** start **
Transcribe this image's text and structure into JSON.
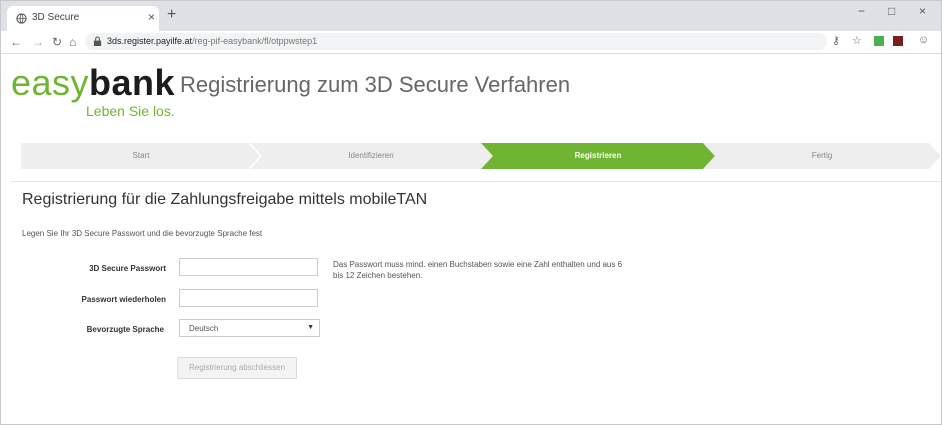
{
  "browser": {
    "tab_title": "3D Secure",
    "tab_close": "×",
    "new_tab": "+",
    "win_min": "−",
    "win_max": "□",
    "win_close": "×",
    "url_host": "3ds.register.payilfe.at",
    "url_path": "/reg-pif-easybank/fl/otppwstep1"
  },
  "logo": {
    "easy": "easy",
    "bank": "bank",
    "tagline": "Leben Sie los."
  },
  "page": {
    "heading": "Registrierung zum 3D Secure Verfahren",
    "subheading": "Registrierung für die Zahlungsfreigabe mittels mobileTAN",
    "instruction": "Legen Sie Ihr 3D Secure Passwort und die bevorzugte Sprache fest"
  },
  "stepper": {
    "steps": [
      {
        "label": "Start",
        "active": false
      },
      {
        "label": "Identifizieren",
        "active": false
      },
      {
        "label": "Registrieren",
        "active": true
      },
      {
        "label": "Fertig",
        "active": false
      }
    ],
    "active_color": "#6fb532",
    "inactive_color": "#eeeeee"
  },
  "form": {
    "password_label": "3D Secure Passwort",
    "password_value": "",
    "repeat_label": "Passwort wiederholen",
    "repeat_value": "",
    "language_label": "Bevorzugte Sprache",
    "language_value": "Deutsch",
    "hint": "Das Passwort muss mind. einen Buchstaben sowie eine Zahl enthalten und aus 6 bis 12 Zeichen bestehen.",
    "submit_label": "Registrierung abschliessen"
  },
  "icons": {
    "favicon": "globe-icon",
    "lock": "lock-icon",
    "key": "key-icon",
    "star": "star-icon",
    "menu": "account-icon"
  }
}
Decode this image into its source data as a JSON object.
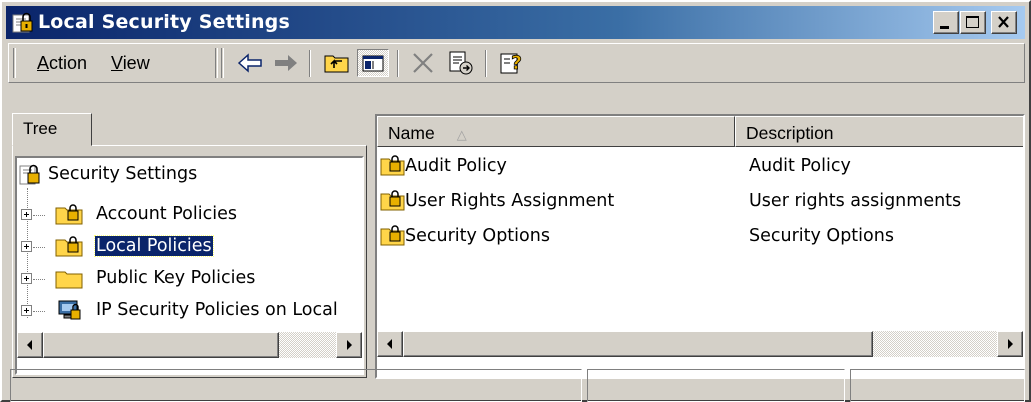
{
  "window": {
    "title": "Local Security Settings",
    "title_icon": "security-settings-icon",
    "controls": [
      "minimize-icon",
      "maximize-icon",
      "close-icon"
    ]
  },
  "menu": {
    "items": [
      {
        "label": "Action",
        "accel": "A"
      },
      {
        "label": "View",
        "accel": "V"
      }
    ]
  },
  "toolbar": {
    "buttons": [
      "back-arrow-icon",
      "forward-arrow-icon",
      "up-one-level-icon",
      "show-hide-tree-icon",
      "delete-icon",
      "export-list-icon",
      "help-icon"
    ]
  },
  "tree": {
    "tab_label": "Tree",
    "root_label": "Security Settings",
    "items": [
      {
        "label": "Account Policies",
        "icon": "locked-folder-icon",
        "selected": false
      },
      {
        "label": "Local Policies",
        "icon": "locked-folder-icon",
        "selected": true
      },
      {
        "label": "Public Key Policies",
        "icon": "folder-icon",
        "selected": false
      },
      {
        "label": "IP Security Policies on Local",
        "icon": "ip-security-icon",
        "selected": false
      }
    ]
  },
  "list": {
    "columns": [
      {
        "label": "Name",
        "sorted": "ascending"
      },
      {
        "label": "Description"
      }
    ],
    "rows": [
      {
        "name": "Audit Policy",
        "description": "Audit Policy",
        "icon": "locked-folder-icon"
      },
      {
        "name": "User Rights Assignment",
        "description": "User rights assignments",
        "icon": "locked-folder-icon"
      },
      {
        "name": "Security Options",
        "description": "Security Options",
        "icon": "locked-folder-icon"
      }
    ]
  },
  "colors": {
    "titlebar_start": "#0a246a",
    "titlebar_end": "#a6caf0",
    "face": "#d4d0c8",
    "selection": "#0a246a",
    "folder": "#ffd54a"
  }
}
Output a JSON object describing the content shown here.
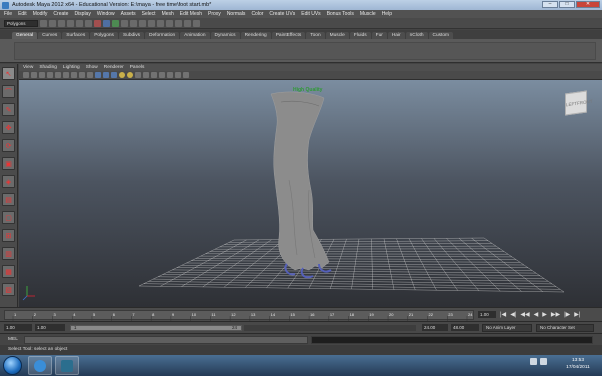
{
  "window": {
    "title": "Autodesk Maya 2012 x64 - Educational Version: E:\\maya - free time\\foot start.mb*",
    "controls": [
      "–",
      "□",
      "✕"
    ]
  },
  "menubar": [
    "File",
    "Edit",
    "Modify",
    "Create",
    "Display",
    "Window",
    "Assets",
    "Select",
    "Mesh",
    "Edit Mesh",
    "Proxy",
    "Normals",
    "Color",
    "Create UVs",
    "Edit UVs",
    "Bonus Tools",
    "Muscle",
    "Help"
  ],
  "statusline": {
    "mode": "Polygons"
  },
  "shelf_tabs": [
    "General",
    "Curves",
    "Surfaces",
    "Polygons",
    "Subdivs",
    "Deformation",
    "Animation",
    "Dynamics",
    "Rendering",
    "PaintEffects",
    "Toon",
    "Muscle",
    "Fluids",
    "Fur",
    "Hair",
    "nCloth",
    "Custom"
  ],
  "active_shelf_tab": "General",
  "panel_menu": [
    "View",
    "Shading",
    "Lighting",
    "Show",
    "Renderer",
    "Panels"
  ],
  "viewport": {
    "overlay_label": "High Quality",
    "viewcube": {
      "left": "LEFT",
      "front": "FRONT"
    },
    "colors": {
      "ground_grid": "#cfcfcf",
      "mesh": "#8c8c8c",
      "claws": "#5560b8",
      "hq_label": "#2f9a36"
    }
  },
  "timeline": {
    "ticks": [
      "1",
      "2",
      "3",
      "4",
      "5",
      "6",
      "7",
      "8",
      "9",
      "10",
      "11",
      "12",
      "13",
      "14",
      "15",
      "16",
      "17",
      "18",
      "19",
      "20",
      "21",
      "22",
      "23",
      "24"
    ],
    "current_frame": "1.00",
    "playback_icons": [
      "|◀",
      "◀|",
      "◀◀",
      "◀",
      "▶",
      "▶▶",
      "|▶",
      "▶|"
    ]
  },
  "range": {
    "start": "1.00",
    "start2": "1.00",
    "bar_left": "1",
    "bar_right": "24",
    "end": "24.00",
    "end2": "48.00",
    "anim_layer": "No Anim Layer",
    "char_set": "No Character Set"
  },
  "commandline": {
    "label": "MEL"
  },
  "helpline": {
    "text": "Select Tool: select an object"
  },
  "taskbar": {
    "clock_time": "13:53",
    "clock_date": "17/04/2011"
  }
}
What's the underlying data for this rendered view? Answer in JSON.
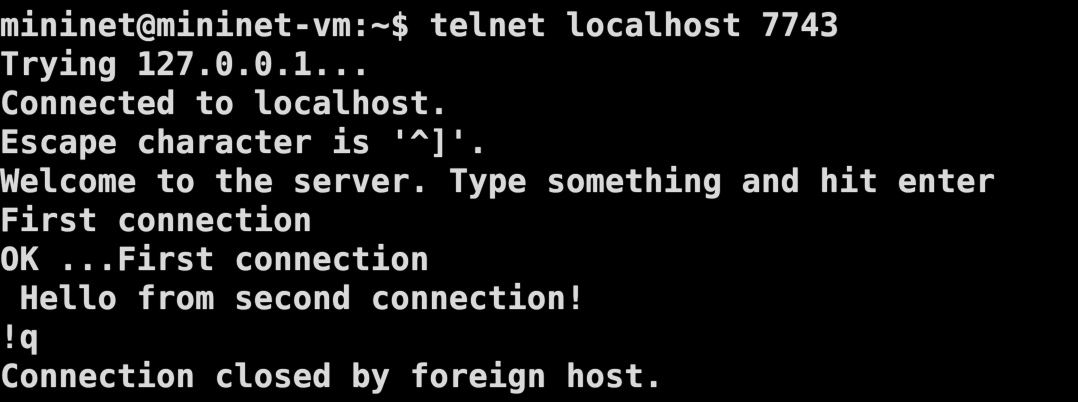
{
  "terminal": {
    "colors": {
      "background": "#000000",
      "foreground": "#d9d9d9"
    },
    "lines": [
      "mininet@mininet-vm:~$ telnet localhost 7743",
      "Trying 127.0.0.1...",
      "Connected to localhost.",
      "Escape character is '^]'.",
      "Welcome to the server. Type something and hit enter",
      "First connection",
      "OK ...First connection",
      " Hello from second connection!",
      "!q",
      "Connection closed by foreign host."
    ]
  }
}
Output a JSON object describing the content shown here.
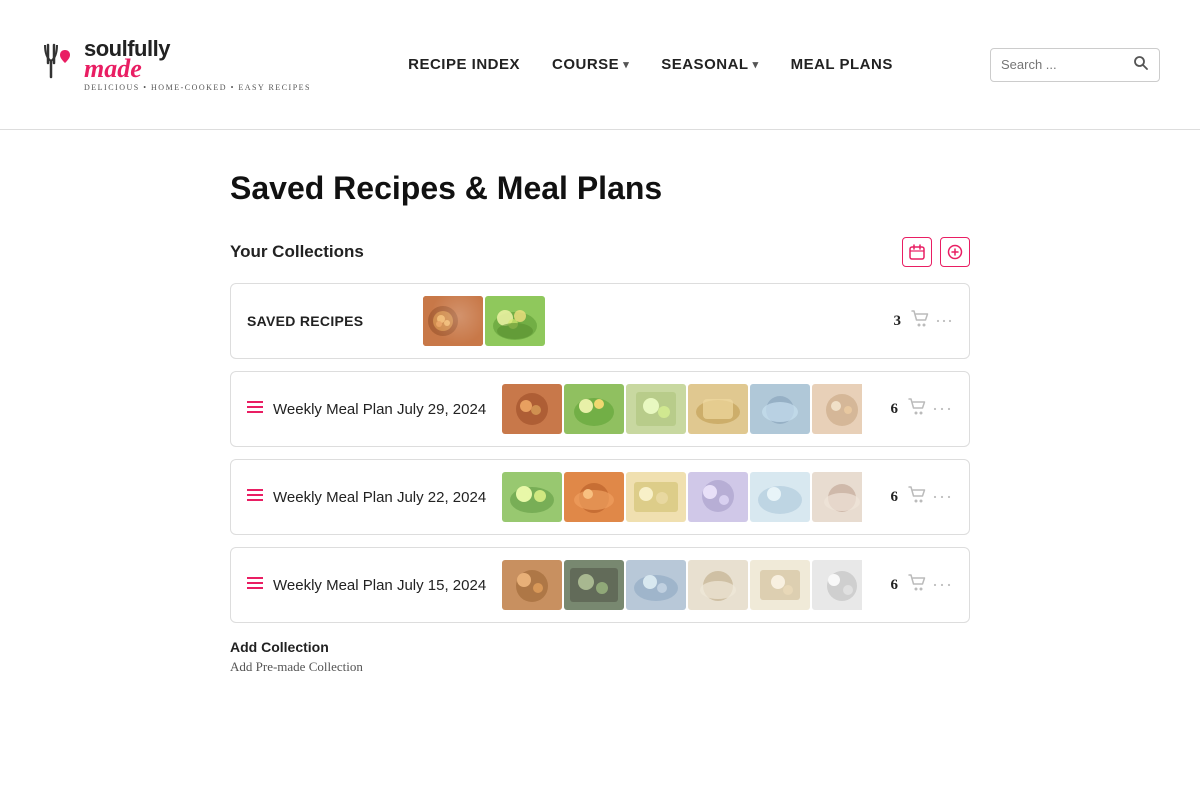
{
  "site": {
    "name_part1": "soulfully",
    "name_part2": "made",
    "tagline": "DELICIOUS • HOME-COOKED • EASY RECIPES"
  },
  "nav": {
    "items": [
      {
        "label": "RECIPE INDEX",
        "has_dropdown": false
      },
      {
        "label": "COURSE",
        "has_dropdown": true
      },
      {
        "label": "SEASONAL",
        "has_dropdown": true
      },
      {
        "label": "MEAL PLANS",
        "has_dropdown": false
      }
    ],
    "search_placeholder": "Search ..."
  },
  "page": {
    "title": "Saved Recipes & Meal Plans"
  },
  "collections": {
    "section_label": "Your Collections",
    "items": [
      {
        "id": "saved-recipes",
        "name": "SAVED RECIPES",
        "count": 3,
        "has_reorder": false
      },
      {
        "id": "meal-plan-july29",
        "name": "Weekly Meal Plan July 29, 2024",
        "count": 6,
        "has_reorder": true
      },
      {
        "id": "meal-plan-july22",
        "name": "Weekly Meal Plan July 22, 2024",
        "count": 6,
        "has_reorder": true
      },
      {
        "id": "meal-plan-july15",
        "name": "Weekly Meal Plan July 15, 2024",
        "count": 6,
        "has_reorder": true
      }
    ],
    "add_collection_label": "Add Collection",
    "add_premade_label": "Add Pre-made Collection"
  },
  "icons": {
    "calendar": "📅",
    "plus_circle": "⊕",
    "cart": "🛒",
    "more": "•••",
    "search": "🔍",
    "reorder": "≡",
    "fork_heart": "🍴"
  },
  "colors": {
    "accent": "#e91e63",
    "text_dark": "#222222",
    "text_muted": "#888888",
    "border": "#dddddd"
  }
}
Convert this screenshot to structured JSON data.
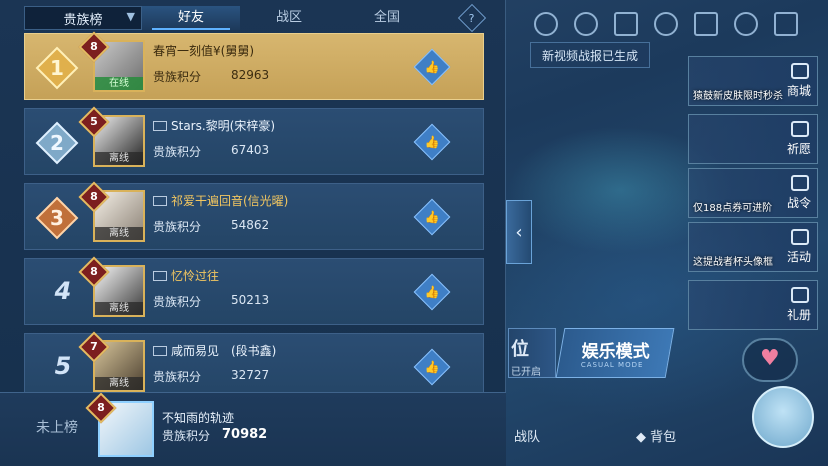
** end **
AIM
State the number of lines in the records that include "Passwort", and write nothing else.

ANSWER TO THE PROBLEM
4